=== Provided data ===

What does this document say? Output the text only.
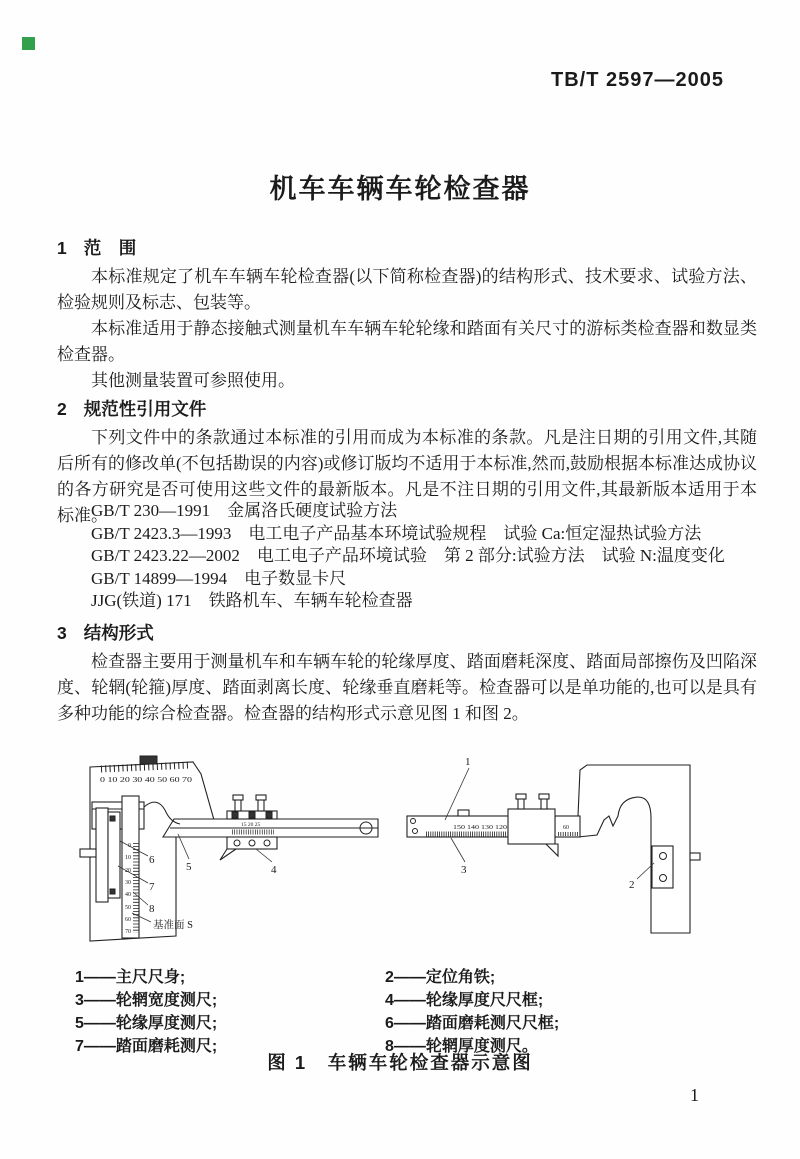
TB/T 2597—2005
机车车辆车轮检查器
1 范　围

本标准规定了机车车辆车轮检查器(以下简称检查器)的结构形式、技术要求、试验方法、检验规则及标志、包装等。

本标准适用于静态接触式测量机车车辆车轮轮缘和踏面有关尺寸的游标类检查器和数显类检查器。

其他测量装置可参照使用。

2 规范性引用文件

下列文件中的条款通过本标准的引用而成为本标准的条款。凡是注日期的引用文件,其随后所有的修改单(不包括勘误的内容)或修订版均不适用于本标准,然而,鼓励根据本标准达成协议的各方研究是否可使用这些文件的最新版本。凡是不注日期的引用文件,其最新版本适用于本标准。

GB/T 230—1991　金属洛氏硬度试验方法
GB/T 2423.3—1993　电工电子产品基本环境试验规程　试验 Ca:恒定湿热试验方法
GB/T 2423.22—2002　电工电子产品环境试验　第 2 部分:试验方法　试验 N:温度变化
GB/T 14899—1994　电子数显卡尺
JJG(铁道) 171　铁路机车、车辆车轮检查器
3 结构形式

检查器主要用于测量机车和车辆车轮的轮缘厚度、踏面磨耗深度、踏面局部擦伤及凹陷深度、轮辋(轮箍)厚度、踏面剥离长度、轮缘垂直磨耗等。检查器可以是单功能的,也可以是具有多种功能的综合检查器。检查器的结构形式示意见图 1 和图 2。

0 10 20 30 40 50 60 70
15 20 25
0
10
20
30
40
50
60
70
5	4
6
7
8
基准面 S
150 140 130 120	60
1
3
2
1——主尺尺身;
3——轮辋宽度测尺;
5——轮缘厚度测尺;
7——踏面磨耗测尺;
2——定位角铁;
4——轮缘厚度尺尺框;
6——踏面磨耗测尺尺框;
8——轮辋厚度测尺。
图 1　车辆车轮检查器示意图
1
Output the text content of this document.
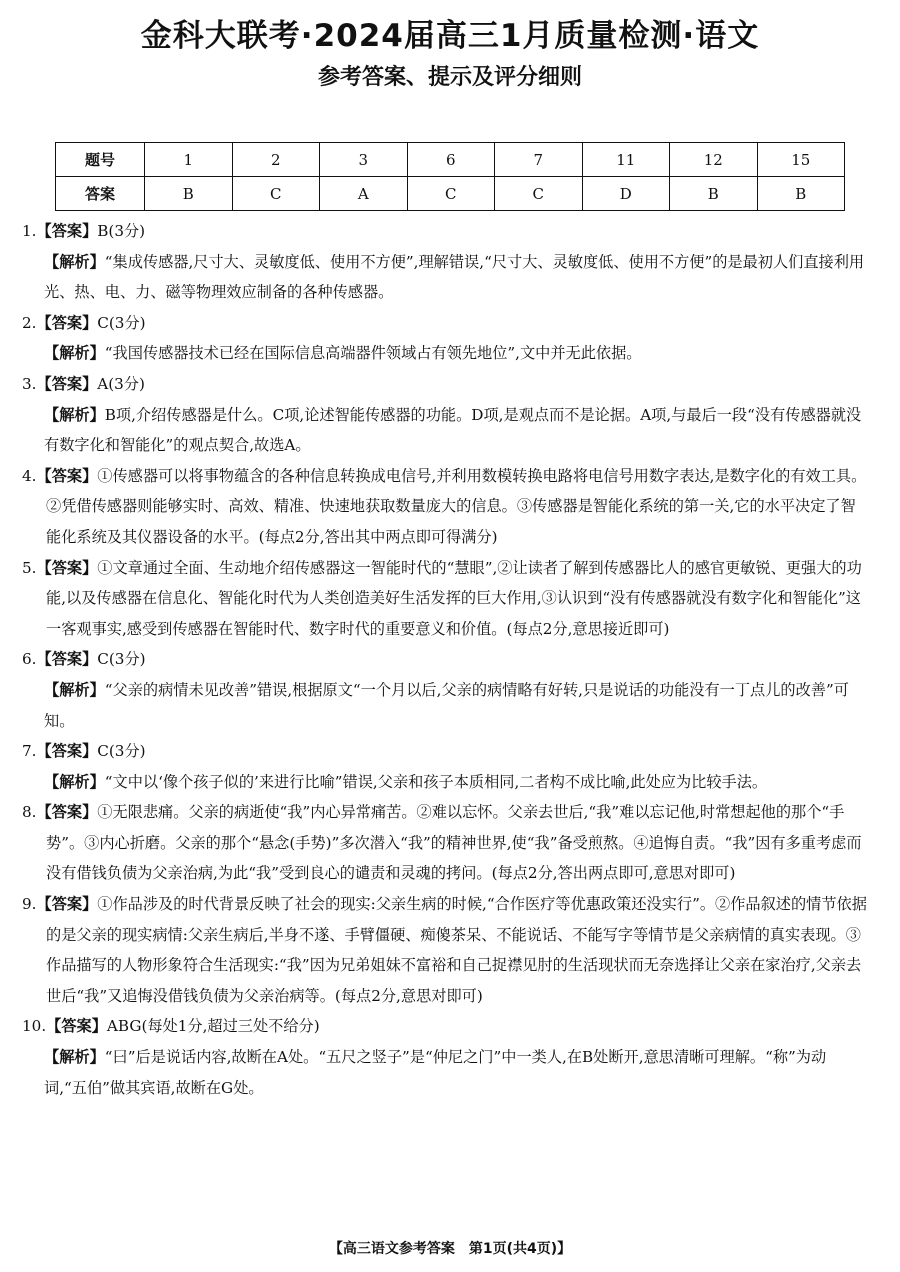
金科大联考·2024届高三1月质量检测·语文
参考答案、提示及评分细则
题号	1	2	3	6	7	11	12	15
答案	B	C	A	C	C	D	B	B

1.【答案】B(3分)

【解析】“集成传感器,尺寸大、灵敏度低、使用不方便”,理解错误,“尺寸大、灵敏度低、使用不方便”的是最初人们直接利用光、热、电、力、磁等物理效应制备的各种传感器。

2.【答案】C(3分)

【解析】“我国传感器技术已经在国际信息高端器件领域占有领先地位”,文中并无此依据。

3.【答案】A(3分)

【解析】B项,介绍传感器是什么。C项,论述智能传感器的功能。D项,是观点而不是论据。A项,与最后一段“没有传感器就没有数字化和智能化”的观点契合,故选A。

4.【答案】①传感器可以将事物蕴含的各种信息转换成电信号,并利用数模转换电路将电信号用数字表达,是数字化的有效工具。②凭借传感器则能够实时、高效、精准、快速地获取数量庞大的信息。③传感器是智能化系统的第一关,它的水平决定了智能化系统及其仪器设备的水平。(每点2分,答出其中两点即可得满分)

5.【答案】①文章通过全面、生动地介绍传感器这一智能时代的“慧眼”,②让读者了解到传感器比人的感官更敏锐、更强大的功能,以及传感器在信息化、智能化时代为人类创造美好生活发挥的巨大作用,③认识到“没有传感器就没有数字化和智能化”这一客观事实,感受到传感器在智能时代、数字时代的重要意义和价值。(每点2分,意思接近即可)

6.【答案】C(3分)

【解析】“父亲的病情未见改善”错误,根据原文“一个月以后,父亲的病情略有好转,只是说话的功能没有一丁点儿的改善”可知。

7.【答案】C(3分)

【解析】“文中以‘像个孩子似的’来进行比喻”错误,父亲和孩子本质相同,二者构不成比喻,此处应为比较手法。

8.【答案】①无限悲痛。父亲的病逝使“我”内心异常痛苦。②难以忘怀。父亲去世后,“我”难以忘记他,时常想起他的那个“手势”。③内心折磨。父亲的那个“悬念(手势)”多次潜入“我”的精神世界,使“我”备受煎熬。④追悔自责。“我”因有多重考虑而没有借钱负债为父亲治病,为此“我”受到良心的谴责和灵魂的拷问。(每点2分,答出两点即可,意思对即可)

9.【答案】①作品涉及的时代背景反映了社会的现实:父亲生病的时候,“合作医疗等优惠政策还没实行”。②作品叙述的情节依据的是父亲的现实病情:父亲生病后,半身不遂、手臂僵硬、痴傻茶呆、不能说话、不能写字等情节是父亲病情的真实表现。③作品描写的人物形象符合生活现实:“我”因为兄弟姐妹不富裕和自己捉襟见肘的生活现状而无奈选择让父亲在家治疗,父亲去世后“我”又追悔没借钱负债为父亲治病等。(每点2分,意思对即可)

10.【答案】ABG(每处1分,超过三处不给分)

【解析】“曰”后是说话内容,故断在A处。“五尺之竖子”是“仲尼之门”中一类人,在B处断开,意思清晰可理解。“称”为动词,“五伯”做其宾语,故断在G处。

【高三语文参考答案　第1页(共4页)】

===

* Written exercise: Quote every record above exactly, omitting any pictures they contain.

* Task answer:
What does this document say? Output the text only.
TB/T 2597—2005
机车车辆车轮检查器
1 范　围

本标准规定了机车车辆车轮检查器(以下简称检查器)的结构形式、技术要求、试验方法、检验规则及标志、包装等。

本标准适用于静态接触式测量机车车辆车轮轮缘和踏面有关尺寸的游标类检查器和数显类检查器。

其他测量装置可参照使用。

2 规范性引用文件

下列文件中的条款通过本标准的引用而成为本标准的条款。凡是注日期的引用文件,其随后所有的修改单(不包括勘误的内容)或修订版均不适用于本标准,然而,鼓励根据本标准达成协议的各方研究是否可使用这些文件的最新版本。凡是不注日期的引用文件,其最新版本适用于本标准。

GB/T 230—1991　金属洛氏硬度试验方法
GB/T 2423.3—1993　电工电子产品基本环境试验规程　试验 Ca:恒定湿热试验方法
GB/T 2423.22—2002　电工电子产品环境试验　第 2 部分:试验方法　试验 N:温度变化
GB/T 14899—1994　电子数显卡尺
JJG(铁道) 171　铁路机车、车辆车轮检查器
3 结构形式

检查器主要用于测量机车和车辆车轮的轮缘厚度、踏面磨耗深度、踏面局部擦伤及凹陷深度、轮辋(轮箍)厚度、踏面剥离长度、轮缘垂直磨耗等。检查器可以是单功能的,也可以是具有多种功能的综合检查器。检查器的结构形式示意见图 1 和图 2。

0 10 20 30 40 50 60 70
15 20 25
0
10
20
30
40
50
60
70
5	4
6
7
8
基准面 S
150 140 130 120	60
1
3
2
1——主尺尺身;
3——轮辋宽度测尺;
5——轮缘厚度测尺;
7——踏面磨耗测尺;
2——定位角铁;
4——轮缘厚度尺尺框;
6——踏面磨耗测尺尺框;
8——轮辋厚度测尺。
图 1　车辆车轮检查器示意图
1
Output the text content of this document.
金科大联考·2024届高三1月质量检测·语文
参考答案、提示及评分细则
题号	1	2	3	6	7	11	12	15
答案	B	C	A	C	C	D	B	B

1.【答案】B(3分)

【解析】“集成传感器,尺寸大、灵敏度低、使用不方便”,理解错误,“尺寸大、灵敏度低、使用不方便”的是最初人们直接利用光、热、电、力、磁等物理效应制备的各种传感器。

2.【答案】C(3分)

【解析】“我国传感器技术已经在国际信息高端器件领域占有领先地位”,文中并无此依据。

3.【答案】A(3分)

【解析】B项,介绍传感器是什么。C项,论述智能传感器的功能。D项,是观点而不是论据。A项,与最后一段“没有传感器就没有数字化和智能化”的观点契合,故选A。

4.【答案】①传感器可以将事物蕴含的各种信息转换成电信号,并利用数模转换电路将电信号用数字表达,是数字化的有效工具。②凭借传感器则能够实时、高效、精准、快速地获取数量庞大的信息。③传感器是智能化系统的第一关,它的水平决定了智能化系统及其仪器设备的水平。(每点2分,答出其中两点即可得满分)

5.【答案】①文章通过全面、生动地介绍传感器这一智能时代的“慧眼”,②让读者了解到传感器比人的感官更敏锐、更强大的功能,以及传感器在信息化、智能化时代为人类创造美好生活发挥的巨大作用,③认识到“没有传感器就没有数字化和智能化”这一客观事实,感受到传感器在智能时代、数字时代的重要意义和价值。(每点2分,意思接近即可)

6.【答案】C(3分)

【解析】“父亲的病情未见改善”错误,根据原文“一个月以后,父亲的病情略有好转,只是说话的功能没有一丁点儿的改善”可知。

7.【答案】C(3分)

【解析】“文中以‘像个孩子似的’来进行比喻”错误,父亲和孩子本质相同,二者构不成比喻,此处应为比较手法。

8.【答案】①无限悲痛。父亲的病逝使“我”内心异常痛苦。②难以忘怀。父亲去世后,“我”难以忘记他,时常想起他的那个“手势”。③内心折磨。父亲的那个“悬念(手势)”多次潜入“我”的精神世界,使“我”备受煎熬。④追悔自责。“我”因有多重考虑而没有借钱负债为父亲治病,为此“我”受到良心的谴责和灵魂的拷问。(每点2分,答出两点即可,意思对即可)

9.【答案】①作品涉及的时代背景反映了社会的现实:父亲生病的时候,“合作医疗等优惠政策还没实行”。②作品叙述的情节依据的是父亲的现实病情:父亲生病后,半身不遂、手臂僵硬、痴傻茶呆、不能说话、不能写字等情节是父亲病情的真实表现。③作品描写的人物形象符合生活现实:“我”因为兄弟姐妹不富裕和自己捉襟见肘的生活现状而无奈选择让父亲在家治疗,父亲去世后“我”又追悔没借钱负债为父亲治病等。(每点2分,意思对即可)

10.【答案】ABG(每处1分,超过三处不给分)

【解析】“曰”后是说话内容,故断在A处。“五尺之竖子”是“仲尼之门”中一类人,在B处断开,意思清晰可理解。“称”为动词,“五伯”做其宾语,故断在G处。

【高三语文参考答案　第1页(共4页)】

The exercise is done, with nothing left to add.